Check each line of the entries below for the string "게시기간"; copy every line where it appears.

Begin

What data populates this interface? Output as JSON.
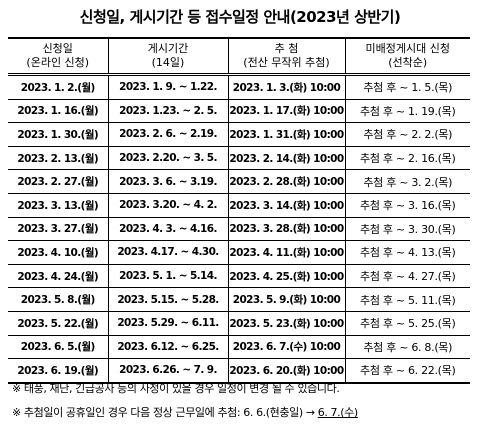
{
  "title": "신청일, 게시기간 등 접수일정 안내(2023년 상반기)",
  "table": {
    "headers": [
      [
        "신청일",
        "(온라인 신청)"
      ],
      [
        "게시기간",
        "(14일)"
      ],
      [
        "추 첨",
        "(전산 무작위 추첨)"
      ],
      [
        "미배정게시대 신청",
        "(선착순)"
      ]
    ],
    "rows": [
      [
        "2023. 1. 2.(월)",
        "2023. 1. 9. ~ 1.22.",
        "2023. 1. 3.(화) 10:00",
        "추첨 후 ~ 1. 5.(목)"
      ],
      [
        "2023. 1. 16.(월)",
        "2023. 1.23. ~ 2. 5.",
        "2023. 1. 17.(화) 10:00",
        "추첨 후 ~ 1. 19.(목)"
      ],
      [
        "2023. 1. 30.(월)",
        "2023. 2. 6. ~ 2.19.",
        "2023. 1. 31.(화) 10:00",
        "추첨 후 ~ 2. 2.(목)"
      ],
      [
        "2023. 2. 13.(월)",
        "2023. 2.20. ~ 3. 5.",
        "2023. 2. 14.(화) 10:00",
        "추첨 후 ~ 2. 16.(목)"
      ],
      [
        "2023. 2. 27.(월)",
        "2023. 3. 6. ~ 3.19.",
        "2023. 2. 28.(화) 10:00",
        "추첨 후 ~ 3. 2.(목)"
      ],
      [
        "2023. 3. 13.(월)",
        "2023. 3.20. ~ 4. 2.",
        "2023. 3. 14.(화) 10:00",
        "추첨 후 ~ 3. 16.(목)"
      ],
      [
        "2023. 3. 27.(월)",
        "2023. 4. 3. ~ 4.16.",
        "2023. 3. 28.(화) 10:00",
        "추첨 후 ~ 3. 30.(목)"
      ],
      [
        "2023. 4. 10.(월)",
        "2023. 4.17. ~ 4.30.",
        "2023. 4. 11.(화) 10:00",
        "추첨 후 ~ 4. 13.(목)"
      ],
      [
        "2023. 4. 24.(월)",
        "2023. 5. 1. ~ 5.14.",
        "2023. 4. 25.(화) 10:00",
        "추첨 후 ~ 4. 27.(목)"
      ],
      [
        "2023. 5. 8.(월)",
        "2023. 5.15. ~ 5.28.",
        "2023. 5. 9.(화) 10:00",
        "추첨 후 ~ 5. 11.(목)"
      ],
      [
        "2023. 5. 22.(월)",
        "2023. 5.29. ~ 6.11.",
        "2023. 5. 23.(화) 10:00",
        "추첨 후 ~ 5. 25.(목)"
      ],
      [
        "2023. 6. 5.(월)",
        "2023. 6.12. ~ 6.25.",
        "2023. 6. 7.(수) 10:00",
        "추첨 후 ~ 6. 8.(목)"
      ],
      [
        "2023. 6. 19.(월)",
        "2023. 6.26. ~ 7. 9.",
        "2023. 6. 20.(화) 10:00",
        "추첨 후 ~ 6. 22.(목)"
      ]
    ]
  },
  "notes": [
    {
      "text": "※ 태풍, 재난, 긴급공사 등의 사정이 있을 경우 일정이 변경 될 수 있습니다."
    },
    {
      "text": "※ 추첨일이 공휴일인 경우 다음 정상 근무일에 추첨: 6. 6.(현충일) →",
      "underlined": "6. 7.(수)"
    }
  ]
}
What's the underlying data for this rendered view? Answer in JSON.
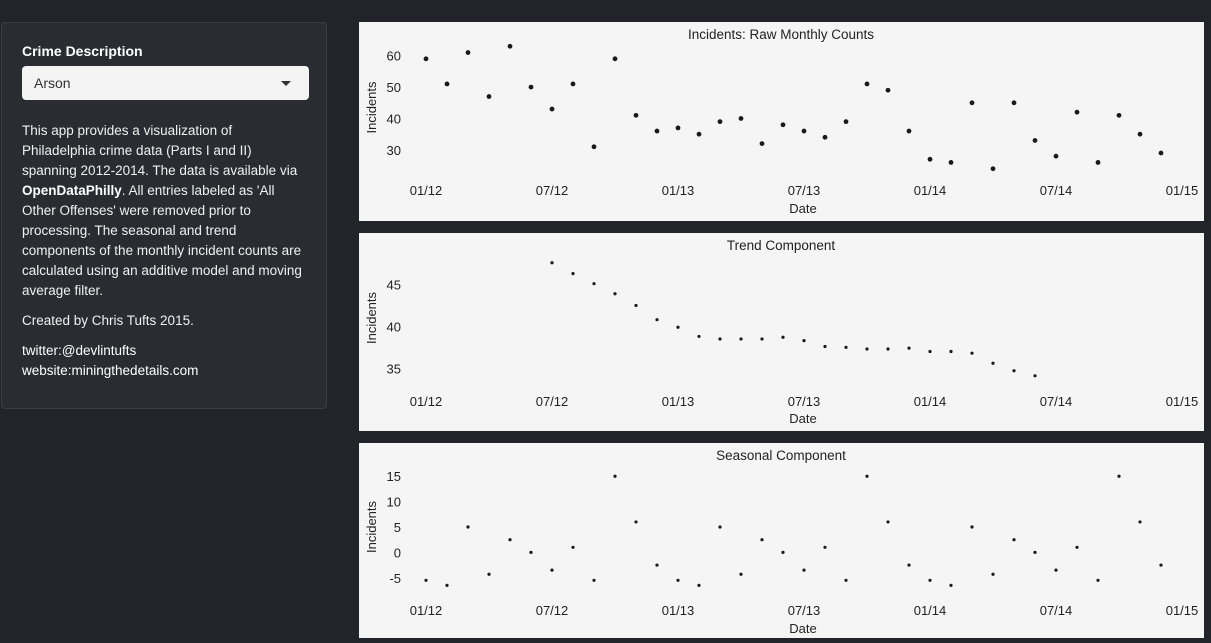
{
  "sidebar": {
    "select_label": "Crime Description",
    "select_value": "Arson",
    "desc_part1": "This app provides a visualization of Philadelphia crime data (Parts I and II) spanning 2012-2014. The data is available via ",
    "desc_bold": "OpenDataPhilly",
    "desc_part2": ". All entries labeled as 'All Other Offenses' were removed prior to processing. The seasonal and trend components of the monthly incident counts are calculated using an additive model and moving average filter.",
    "credit": "Created by Chris Tufts 2015.",
    "twitter": "twitter:@devlintufts",
    "website": "website:miningthedetails.com"
  },
  "chart_data": [
    {
      "type": "scatter",
      "title": "Incidents: Raw Monthly Counts",
      "xlabel": "Date",
      "ylabel": "Incidents",
      "x_ticks": [
        "01/12",
        "07/12",
        "01/13",
        "07/13",
        "01/14",
        "07/14",
        "01/15"
      ],
      "y_ticks": [
        30,
        40,
        50,
        60
      ],
      "ylim": [
        22,
        65
      ],
      "x": [
        "2012-01",
        "2012-02",
        "2012-03",
        "2012-04",
        "2012-05",
        "2012-06",
        "2012-07",
        "2012-08",
        "2012-09",
        "2012-10",
        "2012-11",
        "2012-12",
        "2013-01",
        "2013-02",
        "2013-03",
        "2013-04",
        "2013-05",
        "2013-06",
        "2013-07",
        "2013-08",
        "2013-09",
        "2013-10",
        "2013-11",
        "2013-12",
        "2014-01",
        "2014-02",
        "2014-03",
        "2014-04",
        "2014-05",
        "2014-06",
        "2014-07",
        "2014-08",
        "2014-09",
        "2014-10",
        "2014-11",
        "2014-12"
      ],
      "values": [
        59,
        51,
        61,
        47,
        63,
        50,
        43,
        51,
        31,
        59,
        41,
        36,
        37,
        35,
        39,
        40,
        32,
        38,
        36,
        34,
        39,
        51,
        49,
        36,
        27,
        26,
        45,
        24,
        45,
        33,
        28,
        42,
        26,
        41,
        35,
        29
      ]
    },
    {
      "type": "scatter",
      "title": "Trend Component",
      "xlabel": "Date",
      "ylabel": "Incidents",
      "x_ticks": [
        "01/12",
        "07/12",
        "01/13",
        "07/13",
        "01/14",
        "07/14",
        "01/15"
      ],
      "y_ticks": [
        35,
        40,
        45
      ],
      "ylim": [
        33,
        49
      ],
      "x": [
        "2012-07",
        "2012-08",
        "2012-09",
        "2012-10",
        "2012-11",
        "2012-12",
        "2013-01",
        "2013-02",
        "2013-03",
        "2013-04",
        "2013-05",
        "2013-06",
        "2013-07",
        "2013-08",
        "2013-09",
        "2013-10",
        "2013-11",
        "2013-12",
        "2014-01",
        "2014-02",
        "2014-03",
        "2014-04",
        "2014-05",
        "2014-06"
      ],
      "values": [
        47.6,
        46.3,
        45.1,
        43.9,
        42.5,
        40.8,
        39.9,
        38.8,
        38.5,
        38.5,
        38.5,
        38.7,
        38.3,
        37.6,
        37.5,
        37.3,
        37.3,
        37.4,
        37.0,
        37.0,
        36.8,
        35.6,
        34.7,
        34.1
      ]
    },
    {
      "type": "scatter",
      "title": "Seasonal Component",
      "xlabel": "Date",
      "ylabel": "Incidents",
      "x_ticks": [
        "01/12",
        "07/12",
        "01/13",
        "07/13",
        "01/14",
        "07/14",
        "01/15"
      ],
      "y_ticks": [
        -5,
        0,
        5,
        10,
        15
      ],
      "ylim": [
        -8,
        18
      ],
      "x": [
        "2012-01",
        "2012-02",
        "2012-03",
        "2012-04",
        "2012-05",
        "2012-06",
        "2012-07",
        "2012-08",
        "2012-09",
        "2012-10",
        "2012-11",
        "2012-12",
        "2013-01",
        "2013-02",
        "2013-03",
        "2013-04",
        "2013-05",
        "2013-06",
        "2013-07",
        "2013-08",
        "2013-09",
        "2013-10",
        "2013-11",
        "2013-12",
        "2014-01",
        "2014-02",
        "2014-03",
        "2014-04",
        "2014-05",
        "2014-06",
        "2014-07",
        "2014-08",
        "2014-09",
        "2014-10",
        "2014-11",
        "2014-12"
      ],
      "values": [
        -5.5,
        -6.5,
        5.0,
        -4.3,
        2.5,
        0.0,
        -3.5,
        1.0,
        -5.5,
        15.0,
        6.0,
        -2.5,
        -5.5,
        -6.5,
        5.0,
        -4.3,
        2.5,
        0.0,
        -3.5,
        1.0,
        -5.5,
        15.0,
        6.0,
        -2.5,
        -5.5,
        -6.5,
        5.0,
        -4.3,
        2.5,
        0.0,
        -3.5,
        1.0,
        -5.5,
        15.0,
        6.0,
        -2.5
      ]
    }
  ]
}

End

Exercise result
  "title": "신청일, 게시기간 등 접수일정 안내(2023년 상반기)",
        "게시기간",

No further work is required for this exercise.